Start of Given text
1Department of Health Economics and Health Promotion Sciences, Graduate School of Medicine, The University of Tokyo, Tokyo, Japan

2PL Tokyo Health Care Center, Tokyo, Japan

Correspondence to: J S Lee, Department of Health Economics and Health Promotion Sciences, Graduate School of Medicine, The University of Tokyo, 7-3-1 Hongo, Bunkyo-ku, Tokyo 113-0033, Japan. Email: jslee-tky@umin.ac.jp

Abstract

OBJECTIVE: The purpose of the present study was to determine the effects of weight variability on cardiovascular risk factors (CRF) based on a large sample of community-resident Japanese males and females.

METHOD: A total of 3564 men and 1955 women, all Japanese, aged 30-69 y in the baseline year (1987), were followed-up for up to 10 y (end-point in 1996). Height, body weight, systolic and diastolic blood pressure, fasting serum total cholesterol, triglyceride and fasting plasma glucose were measured as an annual health check-up. At least six times in 10 y, body mass index (BMI) mean was calculated as an index of the BMI level of each subject (BMI mean). Direction and magnitude of the change in a subject's BMI was determined by a regression slope of BMI values over time (BMI slope). BMI fluctuation was defined as the root mean square error (BMI RMSE) of a regression line. The slopes of the five CRF were calculated using each regression equation over time.

RESULTS: The BMI slope strongly correlated to each CRF slope independent of baseline age, baseline CRF value, smoking habit, BMI mean and BMI RMSE. BMI RMSE did not correlate to any CRF slopes.

CONCLUSION: This study indicates that weight gain and weight loss have a much greater effect on CRF change than does weight fluctuation in Japanese middle-aged men and women.

International Journal of Obesity (2001) 25, 1063-1067

Keywords

body mass index; cardiovascular risk factor; body weight change; body weight fluctuation

Introduction

Overweight has long been a concern of health care researchers because it has well-established health hazards such as greater risk of cardiovascular disease, hypertension, diabetes and dyslipidemia, as well as its association with premature mortality.1,2,3 Weight reduction in overweight individuals has beneficial health effects, including improvements in blood pressure,4 glucose tolerance,5 insulin resistance,6 and lipid levels.7,8 These associations have followed the public health recommendation that persons whose weight is substantially above an average weight-for-height should lose weight.
End of Given text
**Tasks to perform**
a - Name the five cardiovascular risk factors that the text on weight variability says were measured at the annual health check-up.
b - Write the next part of the introduction to the study on weight variability and cardiovascular risk factors, starting after its final sentence.
Start of Dataset
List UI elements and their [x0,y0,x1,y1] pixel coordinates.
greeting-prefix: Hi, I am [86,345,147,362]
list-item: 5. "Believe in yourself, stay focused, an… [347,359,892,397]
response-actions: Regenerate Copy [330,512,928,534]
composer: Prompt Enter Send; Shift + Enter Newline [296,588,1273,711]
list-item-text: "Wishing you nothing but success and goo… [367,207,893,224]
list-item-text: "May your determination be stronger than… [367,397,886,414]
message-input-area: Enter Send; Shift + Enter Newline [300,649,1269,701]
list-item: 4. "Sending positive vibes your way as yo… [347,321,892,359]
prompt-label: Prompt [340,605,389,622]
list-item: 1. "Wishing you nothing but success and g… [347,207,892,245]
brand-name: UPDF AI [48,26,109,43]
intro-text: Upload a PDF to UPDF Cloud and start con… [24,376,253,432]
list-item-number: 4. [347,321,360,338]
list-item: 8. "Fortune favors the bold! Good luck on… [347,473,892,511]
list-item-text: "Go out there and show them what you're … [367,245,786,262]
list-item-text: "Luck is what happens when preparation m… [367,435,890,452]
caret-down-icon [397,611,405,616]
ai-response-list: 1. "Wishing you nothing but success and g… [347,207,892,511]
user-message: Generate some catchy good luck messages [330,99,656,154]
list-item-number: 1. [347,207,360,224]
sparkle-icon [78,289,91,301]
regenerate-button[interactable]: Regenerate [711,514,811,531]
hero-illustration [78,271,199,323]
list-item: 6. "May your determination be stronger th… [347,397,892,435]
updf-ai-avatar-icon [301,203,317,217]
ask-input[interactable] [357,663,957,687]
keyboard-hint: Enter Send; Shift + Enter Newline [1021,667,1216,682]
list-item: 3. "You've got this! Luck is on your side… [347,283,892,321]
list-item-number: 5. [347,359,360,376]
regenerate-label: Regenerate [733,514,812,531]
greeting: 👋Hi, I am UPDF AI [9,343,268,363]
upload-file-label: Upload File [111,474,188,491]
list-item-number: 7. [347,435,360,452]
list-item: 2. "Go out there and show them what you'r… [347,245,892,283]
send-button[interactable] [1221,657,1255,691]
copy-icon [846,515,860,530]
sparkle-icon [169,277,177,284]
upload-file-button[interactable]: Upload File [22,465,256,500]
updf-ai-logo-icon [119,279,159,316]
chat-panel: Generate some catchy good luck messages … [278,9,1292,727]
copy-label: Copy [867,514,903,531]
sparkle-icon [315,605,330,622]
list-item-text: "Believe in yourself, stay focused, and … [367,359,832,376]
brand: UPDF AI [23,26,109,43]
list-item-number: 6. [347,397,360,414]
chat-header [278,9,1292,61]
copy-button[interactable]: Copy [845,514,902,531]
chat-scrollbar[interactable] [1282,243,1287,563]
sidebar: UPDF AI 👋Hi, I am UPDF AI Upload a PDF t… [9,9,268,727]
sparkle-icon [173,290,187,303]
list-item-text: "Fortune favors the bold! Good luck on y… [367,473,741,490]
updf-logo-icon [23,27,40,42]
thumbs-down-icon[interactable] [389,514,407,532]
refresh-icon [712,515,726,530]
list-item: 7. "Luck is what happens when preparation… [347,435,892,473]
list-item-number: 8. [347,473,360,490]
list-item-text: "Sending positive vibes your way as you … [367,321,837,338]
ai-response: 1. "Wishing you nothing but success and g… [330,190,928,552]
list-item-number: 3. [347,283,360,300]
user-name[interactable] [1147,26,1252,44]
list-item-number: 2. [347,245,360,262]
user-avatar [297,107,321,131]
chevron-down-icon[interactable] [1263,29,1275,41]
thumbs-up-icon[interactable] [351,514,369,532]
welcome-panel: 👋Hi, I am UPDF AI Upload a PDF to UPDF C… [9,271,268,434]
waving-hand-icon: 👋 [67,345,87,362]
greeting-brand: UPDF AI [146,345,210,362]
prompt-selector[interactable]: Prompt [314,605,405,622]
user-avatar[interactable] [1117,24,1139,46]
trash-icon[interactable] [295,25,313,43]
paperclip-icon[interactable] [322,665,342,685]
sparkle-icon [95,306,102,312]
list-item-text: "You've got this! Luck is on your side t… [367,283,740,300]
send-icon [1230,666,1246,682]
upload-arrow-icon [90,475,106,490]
End of Dataset
**Answers to the problems**
a - Systolic blood pressure, diastolic blood pressure, fasting serum total cholesterol, triglyceride, and fasting plasma glucose.

b -
However, concern has been raised about the possible negative effects of weight change and weight fluctuation. Most people who lose weight often regain it.9 Such variability in body weight is a common phenomenon,10 but the long-term health consequences of weight variability are not well understood. It is important to examine the health implications of weight variability.

Studies of the effects of weight variability on morbidity and mortality have produced controversial results. In the Framingham study,11 subjects with highly variable body weights have higher total mortality and higher coronary heart disease mortality and morbidity. However, the Gothenburg prospective studies12 found no relation between body weight variability and mortality.

If there is a positive relation between weight variability and cardiovascular disease mortality, weight variability presumably increases the level of cardiovascular risk factors (CRF) as well. However, little information is available concerning the effects of weight variability on CRF and controversies exist.11,13,14,15,16 It is important to examine the effects of body weight variability on the CRF in a variety of populations with different cardiovascular disease mortality.

The purpose of the present study was to determine the effects of weight variability on CRF based on a large sample of community-residing Japanese males and females.

Methods

Subjects

The study population was selected from the 23 716 men and women who underwent annual periodic health examinations in 1987 at the PL Tokyo Health Care Center in Tokyo, Japan. This center is a periodic health examination facility mainly for employees and their family members referred from over 350 employment-based health insurance societies. Insured persons are mostly residents of the Tokyo metropolitan area. The study subjects consisted of 8157 people (5509 men and 2648 women), aged 30-69 y at the baseline year (1987) and had health check-ups at least six times during 10 y up to 1996.

From the physician's diagnosis, a total of 32% of the registries had heart disease, cerebrovascular disease, hypertension, hyperlipidemia or diabetes mellitus, and they had already received medical treatment in this study period (10 y). Because these treatments would affect the weight and CRF changes, we excluded these subjects from the analysis.

Measurements

Body mass index (BMI) variability indices: Weight and height were obtained from the annual health examination records during the follow-up periods. Weight and height were measured in the morning fasting state to the nearest 0.1 kg and 0.1 cm respectively, while the subjects were in light clothing and without shoes. BMI (weight (kg) over height (m)2) was used as the relative weight. BMI mean was calculated as an index for the BMI level of each subject during the follow-up periods (BMI mean). Using a simple linear regression model in which each subject's BMI value was a dependent variable and the examination years independent ones, we divided BMI variables into two components as follows: the slope coefficient of this model representing an individual's BMI change trend of direction and magnitude (BMI slope) and the standard deviation around this slope, root mean square error, representing the BMI fluctuation magnitude (BMI RMSE).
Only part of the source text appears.